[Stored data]
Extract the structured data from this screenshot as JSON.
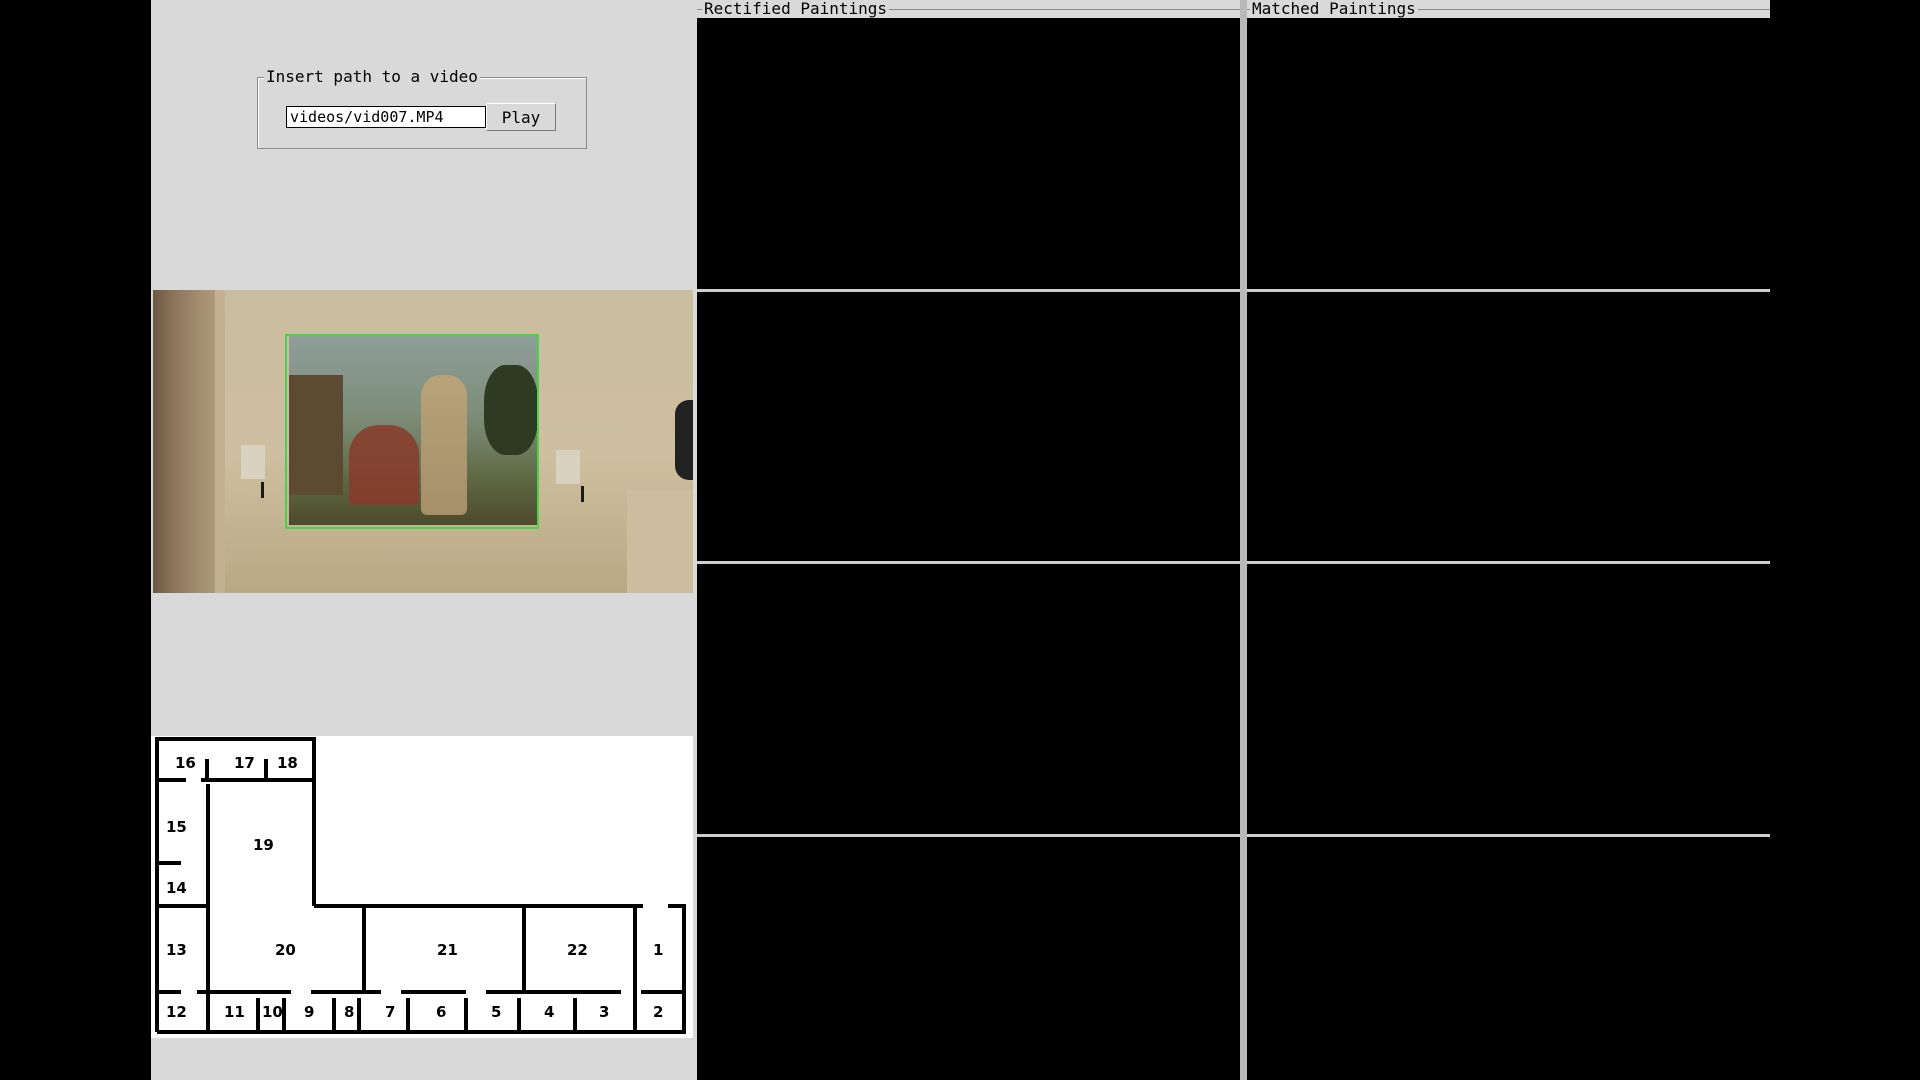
{
  "video_input": {
    "legend": "Insert path to a video",
    "path_value": "videos/vid007.MP4",
    "play_label": "Play"
  },
  "panels": {
    "rectified_title": "Rectified Paintings",
    "matched_title": "Matched Paintings"
  },
  "floor_map": {
    "rooms": [
      "16",
      "17",
      "18",
      "15",
      "19",
      "14",
      "13",
      "20",
      "21",
      "22",
      "1",
      "12",
      "11",
      "10",
      "9",
      "8",
      "7",
      "6",
      "5",
      "4",
      "3",
      "2"
    ]
  },
  "colors": {
    "panel_bg": "#d9d9d9",
    "detection_box": "#4bd14b",
    "slot_bg": "#000000"
  }
}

* _SET EXERCISE_:
Look through the entries above and list every line containing "Paintings".

* _COMPLETE OUTPUT_:
    "rectified_title": "Rectified Paintings",
    "matched_title": "Matched Paintings"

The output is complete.